Set down each record exactly as written.

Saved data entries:
──────
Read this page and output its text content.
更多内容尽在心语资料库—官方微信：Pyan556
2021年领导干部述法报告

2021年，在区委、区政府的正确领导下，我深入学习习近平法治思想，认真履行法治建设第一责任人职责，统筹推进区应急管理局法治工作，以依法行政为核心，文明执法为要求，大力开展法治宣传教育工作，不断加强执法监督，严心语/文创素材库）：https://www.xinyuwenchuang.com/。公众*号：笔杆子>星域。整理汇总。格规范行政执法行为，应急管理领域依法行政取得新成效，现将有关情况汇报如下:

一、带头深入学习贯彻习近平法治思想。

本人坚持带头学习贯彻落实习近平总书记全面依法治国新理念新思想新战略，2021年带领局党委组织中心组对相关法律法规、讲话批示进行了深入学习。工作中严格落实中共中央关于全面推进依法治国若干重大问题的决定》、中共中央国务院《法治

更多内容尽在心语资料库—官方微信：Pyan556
──────
* EXPECTED ANSWER
Read this page and output its text content.
更多内容尽在心语资料库—官方微信：Pyan556
2021年领导干部述法报告

2021年，在区委、区政府的正确领导下，我深入学习习近平法治思想，认真履行法治建设第一责任人职责，统筹推进区应急管理局法治工作，以依法行政为核心，文明执法为要求，大力开展法治宣传教育工作，不断加强执法监督，严心语/文创素材库）：https://www.xinyuwenchuang.com/。公众*号：笔杆子>星域。整理汇总。格规范行政执法行为，应急管理领域依法行政取得新成效，现将有关情况汇报如下:

一、带头深入学习贯彻习近平法治思想。

本人坚持带头学习贯彻落实习近平总书记全面依法治国新理念新思想新战略，2021年带领局党委组织中心组对相关法律法规、讲话批示进行了深入学习。工作中严格落实中共中央关于全面推进依法治国若干重大问题的决定》、中共中央国务院《法治

更多内容尽在心语资料库—官方微信：Pyan556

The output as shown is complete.